- [What is expected] Copy the entries below word for word, starting with the first line and ending with the line that contains "x-tick-2025: 2025 [493,484,528,501]".

- [Listed records]
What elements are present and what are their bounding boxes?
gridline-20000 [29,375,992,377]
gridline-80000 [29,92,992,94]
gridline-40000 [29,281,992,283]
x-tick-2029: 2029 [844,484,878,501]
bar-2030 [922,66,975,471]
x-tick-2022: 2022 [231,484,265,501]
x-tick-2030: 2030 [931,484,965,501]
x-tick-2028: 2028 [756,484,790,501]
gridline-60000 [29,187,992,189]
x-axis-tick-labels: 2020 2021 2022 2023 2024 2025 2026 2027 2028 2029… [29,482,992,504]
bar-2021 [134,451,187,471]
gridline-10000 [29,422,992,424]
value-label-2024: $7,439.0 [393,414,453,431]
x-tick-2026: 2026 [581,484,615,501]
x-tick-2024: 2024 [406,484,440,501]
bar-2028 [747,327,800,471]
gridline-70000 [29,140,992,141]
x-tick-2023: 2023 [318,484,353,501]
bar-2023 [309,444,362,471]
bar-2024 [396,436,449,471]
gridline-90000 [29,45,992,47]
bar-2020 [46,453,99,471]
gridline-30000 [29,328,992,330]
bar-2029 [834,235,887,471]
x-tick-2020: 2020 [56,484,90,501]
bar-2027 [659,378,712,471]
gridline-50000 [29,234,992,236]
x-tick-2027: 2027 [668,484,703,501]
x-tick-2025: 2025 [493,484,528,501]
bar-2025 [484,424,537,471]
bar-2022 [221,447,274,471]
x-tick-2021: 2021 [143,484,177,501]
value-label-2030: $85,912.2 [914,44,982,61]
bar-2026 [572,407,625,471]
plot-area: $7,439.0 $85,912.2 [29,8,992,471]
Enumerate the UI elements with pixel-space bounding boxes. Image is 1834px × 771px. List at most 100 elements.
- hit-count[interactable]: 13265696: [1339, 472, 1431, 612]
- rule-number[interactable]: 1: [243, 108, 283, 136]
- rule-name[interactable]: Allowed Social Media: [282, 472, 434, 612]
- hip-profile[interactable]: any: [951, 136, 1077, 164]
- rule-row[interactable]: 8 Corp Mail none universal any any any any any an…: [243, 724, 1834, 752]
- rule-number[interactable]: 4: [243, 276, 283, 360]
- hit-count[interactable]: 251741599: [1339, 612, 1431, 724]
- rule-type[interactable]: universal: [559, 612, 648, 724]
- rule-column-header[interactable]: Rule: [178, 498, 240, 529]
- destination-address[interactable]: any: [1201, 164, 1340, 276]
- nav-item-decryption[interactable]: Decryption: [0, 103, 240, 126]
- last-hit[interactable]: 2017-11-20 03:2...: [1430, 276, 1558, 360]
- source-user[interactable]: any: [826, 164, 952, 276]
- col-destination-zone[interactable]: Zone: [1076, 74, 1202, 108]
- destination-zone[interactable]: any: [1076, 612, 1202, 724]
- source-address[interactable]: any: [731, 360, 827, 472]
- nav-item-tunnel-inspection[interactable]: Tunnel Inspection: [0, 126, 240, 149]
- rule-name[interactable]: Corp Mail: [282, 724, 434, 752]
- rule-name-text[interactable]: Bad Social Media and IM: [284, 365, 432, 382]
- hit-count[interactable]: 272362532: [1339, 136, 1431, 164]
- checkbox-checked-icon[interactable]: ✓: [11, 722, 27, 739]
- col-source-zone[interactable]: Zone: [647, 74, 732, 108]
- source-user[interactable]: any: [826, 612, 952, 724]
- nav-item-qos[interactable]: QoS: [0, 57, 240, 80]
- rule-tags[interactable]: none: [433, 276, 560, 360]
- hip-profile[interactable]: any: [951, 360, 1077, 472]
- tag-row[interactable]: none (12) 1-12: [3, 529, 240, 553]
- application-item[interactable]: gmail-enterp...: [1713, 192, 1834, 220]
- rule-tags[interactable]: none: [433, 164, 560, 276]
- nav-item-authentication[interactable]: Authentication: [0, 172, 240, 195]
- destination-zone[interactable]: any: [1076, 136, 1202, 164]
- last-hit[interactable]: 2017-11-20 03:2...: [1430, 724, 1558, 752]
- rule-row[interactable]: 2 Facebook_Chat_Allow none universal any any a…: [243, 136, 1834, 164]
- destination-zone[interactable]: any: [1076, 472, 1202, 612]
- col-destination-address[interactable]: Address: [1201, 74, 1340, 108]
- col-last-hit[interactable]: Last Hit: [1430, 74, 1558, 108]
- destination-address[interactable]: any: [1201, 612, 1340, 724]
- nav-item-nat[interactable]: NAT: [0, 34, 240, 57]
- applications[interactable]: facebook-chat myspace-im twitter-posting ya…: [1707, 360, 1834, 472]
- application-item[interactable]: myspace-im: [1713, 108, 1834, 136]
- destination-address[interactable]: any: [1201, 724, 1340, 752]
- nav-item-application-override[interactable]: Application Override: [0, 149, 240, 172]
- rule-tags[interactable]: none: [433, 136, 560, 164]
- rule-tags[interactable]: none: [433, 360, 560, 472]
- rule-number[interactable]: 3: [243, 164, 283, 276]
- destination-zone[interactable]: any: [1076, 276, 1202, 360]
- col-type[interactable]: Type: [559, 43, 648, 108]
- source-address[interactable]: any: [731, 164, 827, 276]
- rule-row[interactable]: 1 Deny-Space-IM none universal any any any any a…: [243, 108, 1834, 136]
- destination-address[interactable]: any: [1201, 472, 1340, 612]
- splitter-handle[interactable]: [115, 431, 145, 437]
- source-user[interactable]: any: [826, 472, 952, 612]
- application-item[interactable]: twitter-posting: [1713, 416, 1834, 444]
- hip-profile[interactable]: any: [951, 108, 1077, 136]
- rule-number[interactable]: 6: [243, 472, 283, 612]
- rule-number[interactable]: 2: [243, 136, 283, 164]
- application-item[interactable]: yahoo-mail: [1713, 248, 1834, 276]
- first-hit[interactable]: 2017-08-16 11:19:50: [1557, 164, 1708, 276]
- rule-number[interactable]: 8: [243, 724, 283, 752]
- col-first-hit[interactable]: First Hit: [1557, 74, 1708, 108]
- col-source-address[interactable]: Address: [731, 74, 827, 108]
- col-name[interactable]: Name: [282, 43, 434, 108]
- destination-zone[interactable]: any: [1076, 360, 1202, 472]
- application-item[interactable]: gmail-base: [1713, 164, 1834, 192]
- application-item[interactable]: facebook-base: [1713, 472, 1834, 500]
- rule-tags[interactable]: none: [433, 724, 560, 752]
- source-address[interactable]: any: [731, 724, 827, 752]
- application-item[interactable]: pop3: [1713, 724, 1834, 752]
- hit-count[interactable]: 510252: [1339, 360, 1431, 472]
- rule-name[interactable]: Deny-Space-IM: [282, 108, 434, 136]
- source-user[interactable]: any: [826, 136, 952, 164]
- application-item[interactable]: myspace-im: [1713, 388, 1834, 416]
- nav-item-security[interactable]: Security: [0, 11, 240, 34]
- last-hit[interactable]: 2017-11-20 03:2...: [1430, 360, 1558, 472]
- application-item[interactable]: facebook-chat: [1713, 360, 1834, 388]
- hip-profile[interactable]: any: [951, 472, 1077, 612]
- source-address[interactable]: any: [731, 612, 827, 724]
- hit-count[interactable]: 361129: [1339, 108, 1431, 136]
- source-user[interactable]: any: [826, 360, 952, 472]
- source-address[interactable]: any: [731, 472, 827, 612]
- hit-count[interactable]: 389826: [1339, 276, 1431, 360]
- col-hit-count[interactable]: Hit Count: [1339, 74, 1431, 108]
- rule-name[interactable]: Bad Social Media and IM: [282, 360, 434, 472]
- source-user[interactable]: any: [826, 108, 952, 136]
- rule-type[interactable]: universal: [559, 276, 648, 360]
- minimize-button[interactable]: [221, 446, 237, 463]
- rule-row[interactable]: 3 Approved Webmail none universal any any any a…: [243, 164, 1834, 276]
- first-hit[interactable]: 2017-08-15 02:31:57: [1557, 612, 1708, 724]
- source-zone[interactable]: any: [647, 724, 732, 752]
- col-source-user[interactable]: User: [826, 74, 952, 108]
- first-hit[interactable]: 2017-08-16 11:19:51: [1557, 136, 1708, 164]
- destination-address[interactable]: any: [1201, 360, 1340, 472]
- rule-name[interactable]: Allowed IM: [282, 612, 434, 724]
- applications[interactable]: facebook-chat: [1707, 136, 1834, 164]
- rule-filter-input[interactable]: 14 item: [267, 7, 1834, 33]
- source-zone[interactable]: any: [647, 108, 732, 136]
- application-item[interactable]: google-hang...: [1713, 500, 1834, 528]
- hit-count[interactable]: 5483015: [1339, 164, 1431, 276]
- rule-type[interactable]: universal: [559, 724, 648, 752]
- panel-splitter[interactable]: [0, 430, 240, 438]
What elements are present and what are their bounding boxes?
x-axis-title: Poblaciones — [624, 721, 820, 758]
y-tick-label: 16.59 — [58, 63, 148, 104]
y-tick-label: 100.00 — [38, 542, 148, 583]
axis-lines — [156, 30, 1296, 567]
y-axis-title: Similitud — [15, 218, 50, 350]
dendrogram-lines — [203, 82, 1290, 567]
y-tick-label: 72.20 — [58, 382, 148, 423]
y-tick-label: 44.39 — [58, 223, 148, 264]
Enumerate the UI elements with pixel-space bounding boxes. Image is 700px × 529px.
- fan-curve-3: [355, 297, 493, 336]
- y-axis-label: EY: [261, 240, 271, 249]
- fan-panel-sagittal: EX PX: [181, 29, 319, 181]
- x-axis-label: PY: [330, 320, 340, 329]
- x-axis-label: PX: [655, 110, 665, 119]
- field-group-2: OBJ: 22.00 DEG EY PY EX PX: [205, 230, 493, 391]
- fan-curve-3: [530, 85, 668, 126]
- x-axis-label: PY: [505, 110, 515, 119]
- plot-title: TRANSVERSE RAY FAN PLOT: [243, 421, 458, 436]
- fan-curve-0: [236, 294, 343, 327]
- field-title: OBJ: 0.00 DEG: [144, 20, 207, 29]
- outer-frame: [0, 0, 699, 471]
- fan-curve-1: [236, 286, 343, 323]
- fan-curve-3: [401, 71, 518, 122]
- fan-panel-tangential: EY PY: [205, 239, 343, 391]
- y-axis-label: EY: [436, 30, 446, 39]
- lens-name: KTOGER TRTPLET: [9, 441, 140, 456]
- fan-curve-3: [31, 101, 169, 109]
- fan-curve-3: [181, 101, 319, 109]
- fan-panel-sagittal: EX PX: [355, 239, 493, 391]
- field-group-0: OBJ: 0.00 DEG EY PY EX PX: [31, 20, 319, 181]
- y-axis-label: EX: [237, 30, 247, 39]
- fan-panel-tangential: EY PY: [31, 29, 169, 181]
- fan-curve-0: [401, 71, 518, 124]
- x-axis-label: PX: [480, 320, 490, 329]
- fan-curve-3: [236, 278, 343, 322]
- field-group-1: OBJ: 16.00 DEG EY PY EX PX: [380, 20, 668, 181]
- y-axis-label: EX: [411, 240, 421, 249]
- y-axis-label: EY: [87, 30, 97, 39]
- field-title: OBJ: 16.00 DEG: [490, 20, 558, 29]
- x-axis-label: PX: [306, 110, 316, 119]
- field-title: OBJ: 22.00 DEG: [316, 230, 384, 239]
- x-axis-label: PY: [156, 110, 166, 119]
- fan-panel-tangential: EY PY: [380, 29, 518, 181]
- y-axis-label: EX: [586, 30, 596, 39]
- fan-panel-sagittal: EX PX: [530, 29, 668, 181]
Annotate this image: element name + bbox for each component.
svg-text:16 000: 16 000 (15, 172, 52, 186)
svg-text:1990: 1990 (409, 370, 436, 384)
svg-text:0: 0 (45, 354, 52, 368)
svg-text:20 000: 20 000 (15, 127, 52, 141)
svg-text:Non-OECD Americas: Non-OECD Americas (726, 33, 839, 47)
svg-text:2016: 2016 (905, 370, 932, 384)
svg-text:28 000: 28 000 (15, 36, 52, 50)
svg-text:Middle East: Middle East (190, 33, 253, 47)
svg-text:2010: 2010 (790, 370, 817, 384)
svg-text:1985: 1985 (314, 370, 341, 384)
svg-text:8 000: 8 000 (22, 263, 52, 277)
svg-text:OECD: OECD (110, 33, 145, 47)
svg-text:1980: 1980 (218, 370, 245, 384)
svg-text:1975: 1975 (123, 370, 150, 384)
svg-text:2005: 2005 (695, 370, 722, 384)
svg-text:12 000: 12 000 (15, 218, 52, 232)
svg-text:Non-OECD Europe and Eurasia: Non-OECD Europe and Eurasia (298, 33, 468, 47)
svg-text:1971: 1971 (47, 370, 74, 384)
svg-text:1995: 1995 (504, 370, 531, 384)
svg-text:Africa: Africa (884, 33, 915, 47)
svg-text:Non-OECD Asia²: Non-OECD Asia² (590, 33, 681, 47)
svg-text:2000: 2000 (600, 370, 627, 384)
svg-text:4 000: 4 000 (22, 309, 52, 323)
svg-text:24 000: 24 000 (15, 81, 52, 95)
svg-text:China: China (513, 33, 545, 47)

- [Solution to the problem]
What elements are present and what are their bounding boxes?
gridline-20000 [29,375,992,377]
gridline-80000 [29,92,992,94]
gridline-40000 [29,281,992,283]
x-tick-2029: 2029 [844,484,878,501]
bar-2030 [922,66,975,471]
x-tick-2022: 2022 [231,484,265,501]
x-tick-2030: 2030 [931,484,965,501]
x-tick-2028: 2028 [756,484,790,501]
gridline-60000 [29,187,992,189]
x-axis-tick-labels: 2020 2021 2022 2023 2024 2025 2026 2027 2028 2029… [29,482,992,504]
bar-2021 [134,451,187,471]
gridline-10000 [29,422,992,424]
value-label-2024: $7,439.0 [393,414,453,431]
x-tick-2026: 2026 [581,484,615,501]
x-tick-2024: 2024 [406,484,440,501]
bar-2028 [747,327,800,471]
gridline-70000 [29,140,992,141]
x-tick-2023: 2023 [318,484,353,501]
bar-2023 [309,444,362,471]
bar-2024 [396,436,449,471]
gridline-90000 [29,45,992,47]
bar-2020 [46,453,99,471]
gridline-30000 [29,328,992,330]
bar-2029 [834,235,887,471]
x-tick-2020: 2020 [56,484,90,501]
bar-2027 [659,378,712,471]
gridline-50000 [29,234,992,236]
x-tick-2027: 2027 [668,484,703,501]
x-tick-2025: 2025 [493,484,528,501]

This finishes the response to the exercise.